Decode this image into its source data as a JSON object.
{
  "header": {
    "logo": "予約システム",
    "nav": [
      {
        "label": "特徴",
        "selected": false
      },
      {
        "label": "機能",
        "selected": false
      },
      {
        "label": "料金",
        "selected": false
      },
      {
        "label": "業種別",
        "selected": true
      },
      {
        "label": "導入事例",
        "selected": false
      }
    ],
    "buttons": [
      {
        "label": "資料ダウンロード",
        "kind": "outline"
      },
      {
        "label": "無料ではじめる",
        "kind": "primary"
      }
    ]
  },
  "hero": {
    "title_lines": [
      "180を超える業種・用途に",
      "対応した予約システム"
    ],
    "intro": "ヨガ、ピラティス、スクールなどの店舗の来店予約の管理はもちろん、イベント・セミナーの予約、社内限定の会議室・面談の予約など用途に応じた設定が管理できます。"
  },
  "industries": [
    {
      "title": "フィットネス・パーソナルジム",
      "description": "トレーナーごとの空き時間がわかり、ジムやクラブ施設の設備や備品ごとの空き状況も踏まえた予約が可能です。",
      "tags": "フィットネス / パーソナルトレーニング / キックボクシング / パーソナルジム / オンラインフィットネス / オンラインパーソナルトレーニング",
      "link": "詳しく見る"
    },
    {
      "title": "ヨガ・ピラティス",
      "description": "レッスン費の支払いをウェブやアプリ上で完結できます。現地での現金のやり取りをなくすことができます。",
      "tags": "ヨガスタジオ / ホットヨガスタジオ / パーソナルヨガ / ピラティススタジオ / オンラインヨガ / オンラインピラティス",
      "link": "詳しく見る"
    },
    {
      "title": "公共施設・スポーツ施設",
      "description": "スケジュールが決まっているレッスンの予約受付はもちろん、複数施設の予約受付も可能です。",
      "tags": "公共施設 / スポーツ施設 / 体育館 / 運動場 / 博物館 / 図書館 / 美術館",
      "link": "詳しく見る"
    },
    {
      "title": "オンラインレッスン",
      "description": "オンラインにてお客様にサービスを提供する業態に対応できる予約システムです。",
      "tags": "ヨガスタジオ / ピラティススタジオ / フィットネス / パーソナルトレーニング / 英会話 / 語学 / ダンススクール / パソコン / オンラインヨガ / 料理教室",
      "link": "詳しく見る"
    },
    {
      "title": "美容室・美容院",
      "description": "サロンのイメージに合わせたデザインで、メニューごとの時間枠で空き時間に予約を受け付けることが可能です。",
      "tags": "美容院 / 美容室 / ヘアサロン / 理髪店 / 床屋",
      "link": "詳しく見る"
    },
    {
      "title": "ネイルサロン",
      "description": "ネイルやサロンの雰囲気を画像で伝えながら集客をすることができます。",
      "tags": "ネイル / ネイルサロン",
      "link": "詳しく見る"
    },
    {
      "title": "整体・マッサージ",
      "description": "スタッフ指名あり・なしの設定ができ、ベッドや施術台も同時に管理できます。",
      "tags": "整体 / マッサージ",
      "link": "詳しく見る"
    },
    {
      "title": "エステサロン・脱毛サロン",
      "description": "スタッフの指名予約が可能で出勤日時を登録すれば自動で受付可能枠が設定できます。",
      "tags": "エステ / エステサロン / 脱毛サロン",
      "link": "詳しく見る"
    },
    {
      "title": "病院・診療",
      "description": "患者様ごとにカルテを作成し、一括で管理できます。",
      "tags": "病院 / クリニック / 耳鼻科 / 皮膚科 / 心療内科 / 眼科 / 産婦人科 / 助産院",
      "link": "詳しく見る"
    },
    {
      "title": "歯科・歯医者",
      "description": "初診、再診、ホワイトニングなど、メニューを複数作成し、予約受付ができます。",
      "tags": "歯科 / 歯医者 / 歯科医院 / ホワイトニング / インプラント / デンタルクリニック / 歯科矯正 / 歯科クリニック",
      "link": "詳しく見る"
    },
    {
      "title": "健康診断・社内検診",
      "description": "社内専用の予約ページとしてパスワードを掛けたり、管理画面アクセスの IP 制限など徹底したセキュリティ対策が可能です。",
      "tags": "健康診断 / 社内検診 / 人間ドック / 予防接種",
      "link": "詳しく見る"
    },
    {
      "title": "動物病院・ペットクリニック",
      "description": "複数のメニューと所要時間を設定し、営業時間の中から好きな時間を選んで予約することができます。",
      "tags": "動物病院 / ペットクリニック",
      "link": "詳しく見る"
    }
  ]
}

----------

| BRIEF |
All of the entries above must be quoted exactly.

| EXERCISE RESULT |
Decode this image into its source data as a JSON object.
{
  "header": {
    "logo": "予約システム",
    "nav": [
      {
        "label": "特徴",
        "selected": false
      },
      {
        "label": "機能",
        "selected": false
      },
      {
        "label": "料金",
        "selected": false
      },
      {
        "label": "業種別",
        "selected": true
      },
      {
        "label": "導入事例",
        "selected": false
      }
    ],
    "buttons": [
      {
        "label": "資料ダウンロード",
        "kind": "outline"
      },
      {
        "label": "無料ではじめる",
        "kind": "primary"
      }
    ]
  },
  "hero": {
    "title_lines": [
      "180を超える業種・用途に",
      "対応した予約システム"
    ],
    "intro": "ヨガ、ピラティス、スクールなどの店舗の来店予約の管理はもちろん、イベント・セミナーの予約、社内限定の会議室・面談の予約など用途に応じた設定が管理できます。"
  },
  "industries": [
    {
      "title": "フィットネス・パーソナルジム",
      "description": "トレーナーごとの空き時間がわかり、ジムやクラブ施設の設備や備品ごとの空き状況も踏まえた予約が可能です。",
      "tags": "フィットネス / パーソナルトレーニング / キックボクシング / パーソナルジム / オンラインフィットネス / オンラインパーソナルトレーニング",
      "link": "詳しく見る"
    },
    {
      "title": "ヨガ・ピラティス",
      "description": "レッスン費の支払いをウェブやアプリ上で完結できます。現地での現金のやり取りをなくすことができます。",
      "tags": "ヨガスタジオ / ホットヨガスタジオ / パーソナルヨガ / ピラティススタジオ / オンラインヨガ / オンラインピラティス",
      "link": "詳しく見る"
    },
    {
      "title": "公共施設・スポーツ施設",
      "description": "スケジュールが決まっているレッスンの予約受付はもちろん、複数施設の予約受付も可能です。",
      "tags": "公共施設 / スポーツ施設 / 体育館 / 運動場 / 博物館 / 図書館 / 美術館",
      "link": "詳しく見る"
    },
    {
      "title": "オンラインレッスン",
      "description": "オンラインにてお客様にサービスを提供する業態に対応できる予約システムです。",
      "tags": "ヨガスタジオ / ピラティススタジオ / フィットネス / パーソナルトレーニング / 英会話 / 語学 / ダンススクール / パソコン / オンラインヨガ / 料理教室",
      "link": "詳しく見る"
    },
    {
      "title": "美容室・美容院",
      "description": "サロンのイメージに合わせたデザインで、メニューごとの時間枠で空き時間に予約を受け付けることが可能です。",
      "tags": "美容院 / 美容室 / ヘアサロン / 理髪店 / 床屋",
      "link": "詳しく見る"
    },
    {
      "title": "ネイルサロン",
      "description": "ネイルやサロンの雰囲気を画像で伝えながら集客をすることができます。",
      "tags": "ネイル / ネイルサロン",
      "link": "詳しく見る"
    },
    {
      "title": "整体・マッサージ",
      "description": "スタッフ指名あり・なしの設定ができ、ベッドや施術台も同時に管理できます。",
      "tags": "整体 / マッサージ",
      "link": "詳しく見る"
    },
    {
      "title": "エステサロン・脱毛サロン",
      "description": "スタッフの指名予約が可能で出勤日時を登録すれば自動で受付可能枠が設定できます。",
      "tags": "エステ / エステサロン / 脱毛サロン",
      "link": "詳しく見る"
    },
    {
      "title": "病院・診療",
      "description": "患者様ごとにカルテを作成し、一括で管理できます。",
      "tags": "病院 / クリニック / 耳鼻科 / 皮膚科 / 心療内科 / 眼科 / 産婦人科 / 助産院",
      "link": "詳しく見る"
    },
    {
      "title": "歯科・歯医者",
      "description": "初診、再診、ホワイトニングなど、メニューを複数作成し、予約受付ができます。",
      "tags": "歯科 / 歯医者 / 歯科医院 / ホワイトニング / インプラント / デンタルクリニック / 歯科矯正 / 歯科クリニック",
      "link": "詳しく見る"
    },
    {
      "title": "健康診断・社内検診",
      "description": "社内専用の予約ページとしてパスワードを掛けたり、管理画面アクセスの IP 制限など徹底したセキュリティ対策が可能です。",
      "tags": "健康診断 / 社内検診 / 人間ドック / 予防接種",
      "link": "詳しく見る"
    },
    {
      "title": "動物病院・ペットクリニック",
      "description": "複数のメニューと所要時間を設定し、営業時間の中から好きな時間を選んで予約することができます。",
      "tags": "動物病院 / ペットクリニック",
      "link": "詳しく見る"
    }
  ]
}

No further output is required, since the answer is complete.